## START Supplied data

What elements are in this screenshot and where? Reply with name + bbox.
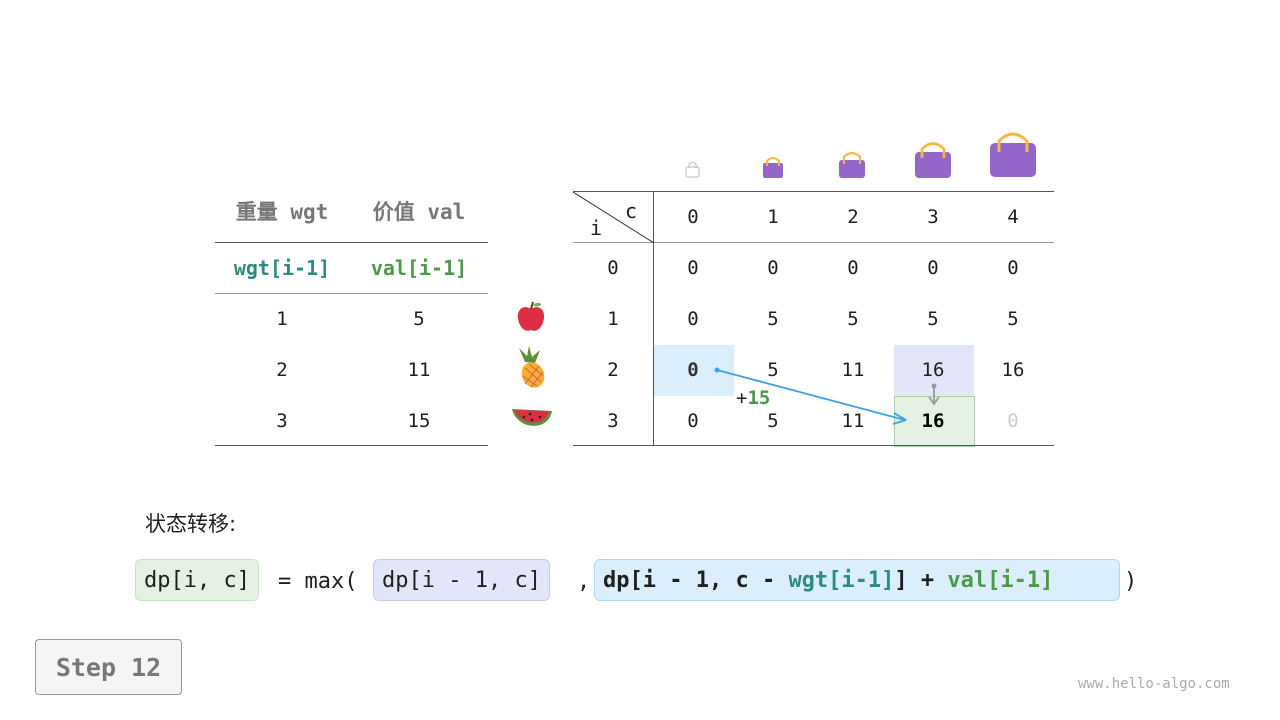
formula-option-1: dp[i - 1, c] <box>373 559 550 601</box>
bag-icon <box>839 151 865 178</box>
corner-diagonal <box>573 192 654 243</box>
formula-term: ] + <box>894 567 948 593</box>
formula-val: val[i-1] <box>947 567 1054 593</box>
dp-cell: 16 <box>1001 359 1025 381</box>
dp-cell: 11 <box>841 410 865 432</box>
watermelon-icon <box>512 409 552 426</box>
watermark: www.hello-algo.com <box>1078 676 1230 692</box>
formula-wgt: wgt[i-1] <box>788 567 895 593</box>
subheader-val: val[i-1] <box>370 256 468 280</box>
pineapple-icon <box>519 346 545 388</box>
dp-cell: 0 <box>1007 257 1019 279</box>
plus-sign: + <box>736 387 748 409</box>
item-weight: 3 <box>276 410 288 432</box>
row-label: 2 <box>607 359 619 381</box>
empty-bag-icon <box>685 162 700 178</box>
row-label: 1 <box>607 308 619 330</box>
formula-option-2: dp[i - 1, c - wgt[i-1]] + val[i-1] <box>594 559 1120 601</box>
plus-value-annotation: +15 <box>736 387 770 409</box>
dp-cell: 0 <box>687 308 699 330</box>
corner-c-label: c <box>624 199 638 223</box>
divider <box>215 445 488 446</box>
divider <box>215 242 488 243</box>
dp-cell: 16 <box>921 410 945 432</box>
formula-eq: = max( <box>278 569 358 594</box>
dp-cell: 5 <box>927 308 939 330</box>
item-value: 15 <box>407 410 431 432</box>
table-vertical-border <box>653 192 654 446</box>
row-label: 0 <box>607 257 619 279</box>
item-value: 5 <box>413 308 425 330</box>
item-weight: 1 <box>276 308 288 330</box>
step-button[interactable]: Step 12 <box>35 639 182 695</box>
header-weight: 重量 wgt <box>235 200 329 224</box>
subheader-wgt: wgt[i-1] <box>233 256 331 280</box>
dp-cell: 0 <box>687 410 699 432</box>
dp-cell: 5 <box>767 359 779 381</box>
formula-term: dp[i - 1, c - <box>603 567 789 593</box>
dp-cell: 0 <box>927 257 939 279</box>
dp-cell: 0 <box>687 359 699 381</box>
table-top-border <box>573 191 1054 192</box>
capacity-header: 2 <box>847 206 859 228</box>
bag-icon <box>990 132 1036 177</box>
divider <box>215 293 488 294</box>
capacity-header: 3 <box>927 206 939 228</box>
dp-cell: 0 <box>1007 410 1019 432</box>
table-bottom-border <box>573 445 1054 446</box>
dp-cell: 0 <box>767 257 779 279</box>
item-weight: 2 <box>276 359 288 381</box>
table-header-border <box>573 242 1054 243</box>
capacity-header: 4 <box>1007 206 1019 228</box>
formula-close: ) <box>1124 569 1138 594</box>
header-value: 价值 val <box>372 200 466 224</box>
dp-cell: 5 <box>767 410 779 432</box>
row-label: 3 <box>607 410 619 432</box>
dp-cell: 11 <box>841 359 865 381</box>
dp-cell: 5 <box>847 308 859 330</box>
dp-cell: 5 <box>1007 308 1019 330</box>
dp-cell: 0 <box>847 257 859 279</box>
formula-comma: , <box>577 569 591 594</box>
added-value: 15 <box>747 387 771 409</box>
item-value: 11 <box>407 359 431 381</box>
capacity-header: 0 <box>687 206 699 228</box>
bag-icon <box>763 157 783 178</box>
formula-label: 状态转移: <box>145 512 237 536</box>
dp-cell: 5 <box>767 308 779 330</box>
formula-lhs: dp[i, c] <box>135 559 259 601</box>
dp-cell: 16 <box>921 359 945 381</box>
capacity-header: 1 <box>767 206 779 228</box>
corner-i-label: i <box>589 216 603 240</box>
bag-icon <box>915 142 951 178</box>
dp-cell: 0 <box>687 257 699 279</box>
apple-icon <box>517 301 545 331</box>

## END Supplied data

▶ Job
Reproduce the entire listing above with every "capacity-header" replaced by "capacity-label" and everything else unchanged. Leave the pictures out.

▶ Written response
What elements are in this screenshot and where? Reply with name + bbox.
formula-option-1: dp[i - 1, c] <box>373 559 550 601</box>
bag-icon <box>839 151 865 178</box>
corner-diagonal <box>573 192 654 243</box>
formula-term: ] + <box>894 567 948 593</box>
formula-val: val[i-1] <box>947 567 1054 593</box>
dp-cell: 16 <box>1001 359 1025 381</box>
dp-cell: 11 <box>841 410 865 432</box>
watermelon-icon <box>512 409 552 426</box>
watermark: www.hello-algo.com <box>1078 676 1230 692</box>
formula-wgt: wgt[i-1] <box>788 567 895 593</box>
subheader-val: val[i-1] <box>370 256 468 280</box>
pineapple-icon <box>519 346 545 388</box>
dp-cell: 0 <box>1007 257 1019 279</box>
plus-sign: + <box>736 387 748 409</box>
item-weight: 3 <box>276 410 288 432</box>
row-label: 2 <box>607 359 619 381</box>
empty-bag-icon <box>685 162 700 178</box>
row-label: 1 <box>607 308 619 330</box>
formula-option-2: dp[i - 1, c - wgt[i-1]] + val[i-1] <box>594 559 1120 601</box>
plus-value-annotation: +15 <box>736 387 770 409</box>
dp-cell: 0 <box>687 308 699 330</box>
corner-c-label: c <box>624 199 638 223</box>
divider <box>215 445 488 446</box>
divider <box>215 242 488 243</box>
dp-cell: 16 <box>921 410 945 432</box>
formula-eq: = max( <box>278 569 358 594</box>
dp-cell: 5 <box>927 308 939 330</box>
item-value: 15 <box>407 410 431 432</box>
table-vertical-border <box>653 192 654 446</box>
row-label: 0 <box>607 257 619 279</box>
item-value: 5 <box>413 308 425 330</box>
item-weight: 1 <box>276 308 288 330</box>
step-button[interactable]: Step 12 <box>35 639 182 695</box>
header-weight: 重量 wgt <box>235 200 329 224</box>
subheader-wgt: wgt[i-1] <box>233 256 331 280</box>
dp-cell: 0 <box>687 410 699 432</box>
dp-cell: 5 <box>767 359 779 381</box>
formula-term: dp[i - 1, c - <box>603 567 789 593</box>
dp-cell: 0 <box>927 257 939 279</box>
dp-cell: 0 <box>687 359 699 381</box>
table-top-border <box>573 191 1054 192</box>
capacity-label: 2 <box>847 206 859 228</box>
bag-icon <box>990 132 1036 177</box>
divider <box>215 293 488 294</box>
capacity-label: 3 <box>927 206 939 228</box>
dp-cell: 0 <box>1007 410 1019 432</box>
table-bottom-border <box>573 445 1054 446</box>
dp-cell: 0 <box>767 257 779 279</box>
item-weight: 2 <box>276 359 288 381</box>
table-header-border <box>573 242 1054 243</box>
capacity-label: 4 <box>1007 206 1019 228</box>
formula-close: ) <box>1124 569 1138 594</box>
header-value: 价值 val <box>372 200 466 224</box>
dp-cell: 5 <box>767 410 779 432</box>
row-label: 3 <box>607 410 619 432</box>
dp-cell: 11 <box>841 359 865 381</box>
dp-cell: 5 <box>847 308 859 330</box>
dp-cell: 5 <box>1007 308 1019 330</box>
dp-cell: 0 <box>847 257 859 279</box>
formula-comma: , <box>577 569 591 594</box>
added-value: 15 <box>747 387 771 409</box>
item-value: 11 <box>407 359 431 381</box>
capacity-label: 0 <box>687 206 699 228</box>
bag-icon <box>763 157 783 178</box>
formula-label: 状态转移: <box>145 512 237 536</box>
dp-cell: 5 <box>767 308 779 330</box>
formula-lhs: dp[i, c] <box>135 559 259 601</box>
dp-cell: 16 <box>921 359 945 381</box>
capacity-label: 1 <box>767 206 779 228</box>
corner-i-label: i <box>589 216 603 240</box>
bag-icon <box>915 142 951 178</box>
dp-cell: 0 <box>687 257 699 279</box>
apple-icon <box>517 301 545 331</box>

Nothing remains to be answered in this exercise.